-- start --

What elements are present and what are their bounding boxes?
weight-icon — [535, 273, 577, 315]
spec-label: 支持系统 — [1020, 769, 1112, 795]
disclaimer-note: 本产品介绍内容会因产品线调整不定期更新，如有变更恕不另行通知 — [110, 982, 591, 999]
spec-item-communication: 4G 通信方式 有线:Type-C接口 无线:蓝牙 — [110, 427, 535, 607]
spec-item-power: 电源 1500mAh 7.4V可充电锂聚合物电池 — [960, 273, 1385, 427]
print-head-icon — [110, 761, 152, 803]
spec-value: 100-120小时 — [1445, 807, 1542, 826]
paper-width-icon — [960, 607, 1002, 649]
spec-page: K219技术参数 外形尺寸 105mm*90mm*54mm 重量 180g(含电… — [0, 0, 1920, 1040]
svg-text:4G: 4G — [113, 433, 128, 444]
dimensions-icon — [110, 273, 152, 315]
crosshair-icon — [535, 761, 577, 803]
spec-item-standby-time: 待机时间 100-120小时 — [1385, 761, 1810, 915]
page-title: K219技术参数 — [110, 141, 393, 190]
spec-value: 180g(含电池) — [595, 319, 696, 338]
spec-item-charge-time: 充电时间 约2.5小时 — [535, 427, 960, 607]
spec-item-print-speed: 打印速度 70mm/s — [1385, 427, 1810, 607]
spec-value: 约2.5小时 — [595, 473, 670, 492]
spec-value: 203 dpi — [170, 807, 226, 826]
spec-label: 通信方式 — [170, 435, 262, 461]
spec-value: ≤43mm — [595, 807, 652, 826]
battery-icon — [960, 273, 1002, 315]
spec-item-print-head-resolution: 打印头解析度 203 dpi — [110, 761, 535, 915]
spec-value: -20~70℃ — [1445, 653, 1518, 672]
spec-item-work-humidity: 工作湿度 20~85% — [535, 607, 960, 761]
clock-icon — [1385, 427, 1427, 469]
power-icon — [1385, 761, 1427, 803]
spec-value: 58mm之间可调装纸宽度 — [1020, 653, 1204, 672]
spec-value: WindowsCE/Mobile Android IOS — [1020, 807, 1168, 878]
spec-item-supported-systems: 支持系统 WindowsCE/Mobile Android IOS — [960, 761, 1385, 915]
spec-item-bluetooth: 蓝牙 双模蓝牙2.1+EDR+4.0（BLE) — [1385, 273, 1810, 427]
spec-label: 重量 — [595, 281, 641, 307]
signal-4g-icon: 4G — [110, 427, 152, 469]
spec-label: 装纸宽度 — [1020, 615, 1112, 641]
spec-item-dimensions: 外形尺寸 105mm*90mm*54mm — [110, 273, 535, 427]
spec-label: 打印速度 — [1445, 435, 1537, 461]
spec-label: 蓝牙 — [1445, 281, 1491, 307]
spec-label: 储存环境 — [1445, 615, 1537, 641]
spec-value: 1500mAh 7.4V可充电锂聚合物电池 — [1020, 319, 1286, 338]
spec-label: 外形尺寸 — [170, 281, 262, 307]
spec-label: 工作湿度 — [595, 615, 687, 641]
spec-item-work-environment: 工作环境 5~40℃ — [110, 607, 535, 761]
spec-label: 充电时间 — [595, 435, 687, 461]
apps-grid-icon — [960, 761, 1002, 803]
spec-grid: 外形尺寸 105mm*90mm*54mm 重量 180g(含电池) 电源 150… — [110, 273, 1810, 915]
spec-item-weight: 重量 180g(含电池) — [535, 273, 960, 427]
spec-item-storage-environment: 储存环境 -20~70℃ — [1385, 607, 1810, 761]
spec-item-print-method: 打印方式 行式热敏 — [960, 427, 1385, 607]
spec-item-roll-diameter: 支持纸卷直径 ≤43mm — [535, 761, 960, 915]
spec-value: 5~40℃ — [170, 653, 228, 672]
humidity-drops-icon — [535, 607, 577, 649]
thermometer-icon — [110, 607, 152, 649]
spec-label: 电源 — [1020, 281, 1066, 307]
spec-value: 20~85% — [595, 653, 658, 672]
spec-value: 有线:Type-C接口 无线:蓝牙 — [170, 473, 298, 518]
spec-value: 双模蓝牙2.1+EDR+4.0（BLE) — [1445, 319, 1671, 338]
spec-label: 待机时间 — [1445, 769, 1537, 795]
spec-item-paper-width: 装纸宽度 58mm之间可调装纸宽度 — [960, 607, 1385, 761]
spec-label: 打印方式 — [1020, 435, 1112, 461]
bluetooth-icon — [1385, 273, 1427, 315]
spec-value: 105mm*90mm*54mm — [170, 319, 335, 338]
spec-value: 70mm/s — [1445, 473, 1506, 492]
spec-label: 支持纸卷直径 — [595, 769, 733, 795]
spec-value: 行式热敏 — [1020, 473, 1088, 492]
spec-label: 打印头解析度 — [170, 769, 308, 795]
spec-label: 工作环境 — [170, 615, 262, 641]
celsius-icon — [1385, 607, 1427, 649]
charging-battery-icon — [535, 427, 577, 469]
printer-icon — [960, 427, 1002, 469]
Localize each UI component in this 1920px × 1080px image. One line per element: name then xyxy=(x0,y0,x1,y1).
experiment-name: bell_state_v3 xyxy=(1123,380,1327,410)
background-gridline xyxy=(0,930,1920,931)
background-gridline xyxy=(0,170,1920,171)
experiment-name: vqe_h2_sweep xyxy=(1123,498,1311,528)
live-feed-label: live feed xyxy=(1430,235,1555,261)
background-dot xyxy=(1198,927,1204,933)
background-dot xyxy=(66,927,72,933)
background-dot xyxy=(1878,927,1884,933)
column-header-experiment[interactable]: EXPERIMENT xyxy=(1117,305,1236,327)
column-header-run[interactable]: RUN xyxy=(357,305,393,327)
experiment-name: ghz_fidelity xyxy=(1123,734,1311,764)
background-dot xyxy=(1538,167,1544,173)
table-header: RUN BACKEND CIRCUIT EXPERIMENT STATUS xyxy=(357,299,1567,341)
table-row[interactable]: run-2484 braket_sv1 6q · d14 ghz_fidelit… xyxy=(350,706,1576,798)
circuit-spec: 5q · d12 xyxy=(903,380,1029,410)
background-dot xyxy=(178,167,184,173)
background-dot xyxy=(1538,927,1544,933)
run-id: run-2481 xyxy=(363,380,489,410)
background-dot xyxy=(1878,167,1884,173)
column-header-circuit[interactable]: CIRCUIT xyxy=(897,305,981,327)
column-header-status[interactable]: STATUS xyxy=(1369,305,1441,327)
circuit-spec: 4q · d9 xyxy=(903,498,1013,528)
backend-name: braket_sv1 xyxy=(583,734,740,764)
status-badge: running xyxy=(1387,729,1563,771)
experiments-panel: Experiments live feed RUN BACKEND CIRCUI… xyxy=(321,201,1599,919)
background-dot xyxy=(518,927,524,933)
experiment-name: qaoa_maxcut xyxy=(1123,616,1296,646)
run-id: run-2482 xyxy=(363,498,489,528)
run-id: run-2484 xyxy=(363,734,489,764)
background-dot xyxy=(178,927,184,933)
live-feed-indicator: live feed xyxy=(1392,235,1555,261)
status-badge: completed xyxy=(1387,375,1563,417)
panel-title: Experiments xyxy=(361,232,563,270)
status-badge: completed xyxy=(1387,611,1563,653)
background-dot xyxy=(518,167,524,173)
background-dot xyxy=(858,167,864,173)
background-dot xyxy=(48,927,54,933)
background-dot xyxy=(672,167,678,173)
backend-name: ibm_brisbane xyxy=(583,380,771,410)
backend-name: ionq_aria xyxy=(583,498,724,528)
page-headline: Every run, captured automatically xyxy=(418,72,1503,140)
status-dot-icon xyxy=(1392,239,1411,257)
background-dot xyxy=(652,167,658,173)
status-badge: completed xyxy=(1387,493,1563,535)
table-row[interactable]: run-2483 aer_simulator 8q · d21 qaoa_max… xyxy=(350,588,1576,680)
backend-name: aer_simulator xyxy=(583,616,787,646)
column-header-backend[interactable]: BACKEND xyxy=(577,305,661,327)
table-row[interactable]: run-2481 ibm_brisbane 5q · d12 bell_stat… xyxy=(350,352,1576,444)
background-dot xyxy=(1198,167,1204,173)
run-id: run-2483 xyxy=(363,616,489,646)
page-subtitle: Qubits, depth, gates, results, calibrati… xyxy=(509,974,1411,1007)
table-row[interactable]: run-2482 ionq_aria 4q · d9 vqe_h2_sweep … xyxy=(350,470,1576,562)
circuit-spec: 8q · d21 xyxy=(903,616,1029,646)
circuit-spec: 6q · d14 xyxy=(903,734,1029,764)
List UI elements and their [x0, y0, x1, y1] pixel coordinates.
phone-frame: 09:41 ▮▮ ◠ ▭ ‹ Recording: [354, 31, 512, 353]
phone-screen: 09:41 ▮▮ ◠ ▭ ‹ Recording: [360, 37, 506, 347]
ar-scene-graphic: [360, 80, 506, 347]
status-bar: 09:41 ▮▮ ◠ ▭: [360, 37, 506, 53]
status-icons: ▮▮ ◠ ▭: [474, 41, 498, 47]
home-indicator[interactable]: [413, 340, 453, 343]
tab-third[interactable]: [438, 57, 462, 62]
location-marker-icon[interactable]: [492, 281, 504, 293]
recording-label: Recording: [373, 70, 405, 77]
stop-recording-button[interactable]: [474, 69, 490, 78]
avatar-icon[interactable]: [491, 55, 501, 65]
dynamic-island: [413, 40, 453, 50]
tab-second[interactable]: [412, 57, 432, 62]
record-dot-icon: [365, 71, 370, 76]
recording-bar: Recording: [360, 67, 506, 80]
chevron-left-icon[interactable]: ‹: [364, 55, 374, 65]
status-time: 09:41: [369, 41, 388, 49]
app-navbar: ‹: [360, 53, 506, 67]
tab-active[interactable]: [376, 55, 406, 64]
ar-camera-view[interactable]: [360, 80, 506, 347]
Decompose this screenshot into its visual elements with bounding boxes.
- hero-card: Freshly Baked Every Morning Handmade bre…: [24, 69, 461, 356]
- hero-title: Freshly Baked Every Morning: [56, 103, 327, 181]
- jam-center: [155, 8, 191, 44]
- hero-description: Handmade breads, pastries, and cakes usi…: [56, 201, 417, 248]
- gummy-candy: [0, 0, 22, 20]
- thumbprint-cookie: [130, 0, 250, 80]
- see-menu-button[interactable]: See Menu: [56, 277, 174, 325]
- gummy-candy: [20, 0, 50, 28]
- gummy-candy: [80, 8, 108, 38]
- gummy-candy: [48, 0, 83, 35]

-- end --

* **Exercise details**
Copy the rows above word for word, from the very first line through the line that contains "spec-value: 100-120小时 —", including that line.

* **The answer**
What elements are present and what are their bounding boxes?
weight-icon — [535, 273, 577, 315]
spec-label: 支持系统 — [1020, 769, 1112, 795]
disclaimer-note: 本产品介绍内容会因产品线调整不定期更新，如有变更恕不另行通知 — [110, 982, 591, 999]
spec-item-communication: 4G 通信方式 有线:Type-C接口 无线:蓝牙 — [110, 427, 535, 607]
spec-item-power: 电源 1500mAh 7.4V可充电锂聚合物电池 — [960, 273, 1385, 427]
print-head-icon — [110, 761, 152, 803]
spec-value: 100-120小时 — [1445, 807, 1542, 826]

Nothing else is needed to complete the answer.